# [BRIEF]
Print the entries verbatim, leaving out the images they contain.

# [PROVIDED DATA]
- - -
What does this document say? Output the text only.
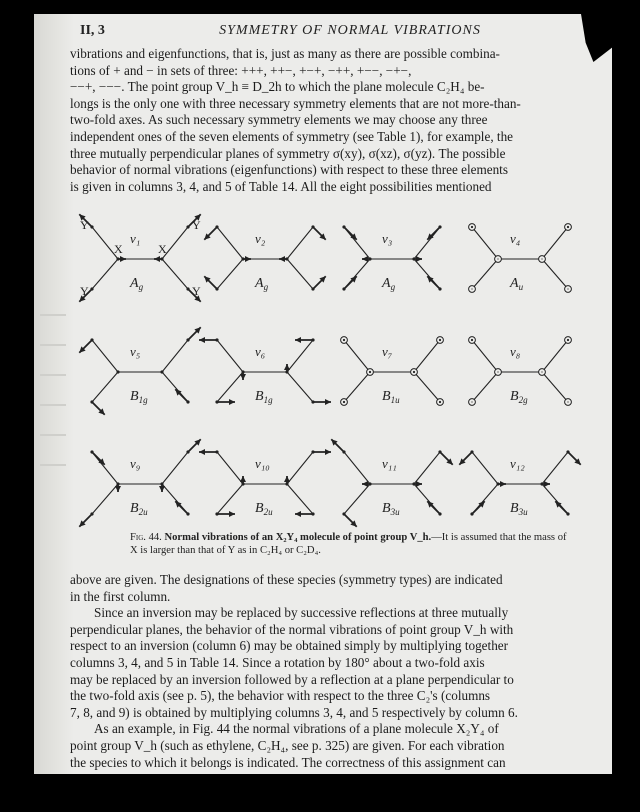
II, 3	SYMMETRY OF NORMAL VIBRATIONS
vibrations and eigenfunctions, that is, just as many as there are possible combina-
tions of + and − in sets of three: +++, ++−, +−+, −++, +−−, −+−,
−−+, −−−. The point group V_h ≡ D_2h to which the plane molecule C₂H₄ be-
longs is the only one with three necessary symmetry elements that are not more-than-
two-fold axes. As such necessary symmetry elements we may choose any three
independent ones of the seven elements of symmetry (see Table 1), for example, the
three mutually perpendicular planes of symmetry σ(xy), σ(xz), σ(yz). The possible
behavior of normal vibrations (eigenfunctions) with respect to these three elements
is given in columns 3, 4, and 5 of Table 14. All the eight possibilities mentioned
Y
Y
Y
Y
X	X
ν₁
$A_g$
ν₂
$A_g$
ν₃
$A_g$
ν₄
$A_u$
ν₅
$B_{1g}$
ν₆
$B_{1g}$
ν₇
$B_{1u}$
ν₈
$B_{2g}$
ν₉
$B_{2u}$
ν₁₀
$B_{2u}$
ν₁₁
$B_{3u}$
ν₁₂
$B_{3u}$
Fig. 44. Normal vibrations of an X₂Y₄ molecule of point group V_h.—It is assumed that the mass of X is larger than that of Y as in C₂H₄ or C₂D₄.
above are given. The designations of these species (symmetry types) are indicated
in the first column.
Since an inversion may be replaced by successive reflections at three mutually
perpendicular planes, the behavior of the normal vibrations of point group V_h with
respect to an inversion (column 6) may be obtained simply by multiplying together
columns 3, 4, and 5 in Table 14. Since a rotation by 180° about a two-fold axis
may be replaced by an inversion followed by a reflection at a plane perpendicular to
the two-fold axis (see p. 5), the behavior with respect to the three C₂'s (columns
7, 8, and 9) is obtained by multiplying columns 3, 4, and 5 respectively by column 6.
As an example, in Fig. 44 the normal vibrations of a plane molecule X₂Y₄ of
point group V_h (such as ethylene, C₂H₄, see p. 325) are given. For each vibration
the species to which it belongs is indicated. The correctness of this assignment can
- - -
# [PROBLEM SOLUTION]
What does this document say? Output the text only.
II, 3	SYMMETRY OF NORMAL VIBRATIONS
vibrations and eigenfunctions, that is, just as many as there are possible combina-
tions of + and − in sets of three: +++, ++−, +−+, −++, +−−, −+−,
−−+, −−−. The point group V_h ≡ D_2h to which the plane molecule C₂H₄ be-
longs is the only one with three necessary symmetry elements that are not more-than-
two-fold axes. As such necessary symmetry elements we may choose any three
independent ones of the seven elements of symmetry (see Table 1), for example, the
three mutually perpendicular planes of symmetry σ(xy), σ(xz), σ(yz). The possible
behavior of normal vibrations (eigenfunctions) with respect to these three elements
is given in columns 3, 4, and 5 of Table 14. All the eight possibilities mentioned
Y
Y
Y
Y
X	X
ν₁
$A_g$
ν₂
$A_g$
ν₃
$A_g$
ν₄
$A_u$
ν₅
$B_{1g}$
ν₆
$B_{1g}$
ν₇
$B_{1u}$
ν₈
$B_{2g}$
ν₉
$B_{2u}$
ν₁₀
$B_{2u}$
ν₁₁
$B_{3u}$
ν₁₂
$B_{3u}$
Fig. 44. Normal vibrations of an X₂Y₄ molecule of point group V_h.—It is assumed that the mass of X is larger than that of Y as in C₂H₄ or C₂D₄.
above are given. The designations of these species (symmetry types) are indicated
in the first column.
Since an inversion may be replaced by successive reflections at three mutually
perpendicular planes, the behavior of the normal vibrations of point group V_h with
respect to an inversion (column 6) may be obtained simply by multiplying together
columns 3, 4, and 5 in Table 14. Since a rotation by 180° about a two-fold axis
may be replaced by an inversion followed by a reflection at a plane perpendicular to
the two-fold axis (see p. 5), the behavior with respect to the three C₂'s (columns
7, 8, and 9) is obtained by multiplying columns 3, 4, and 5 respectively by column 6.
As an example, in Fig. 44 the normal vibrations of a plane molecule X₂Y₄ of
point group V_h (such as ethylene, C₂H₄, see p. 325) are given. For each vibration
the species to which it belongs is indicated. The correctness of this assignment can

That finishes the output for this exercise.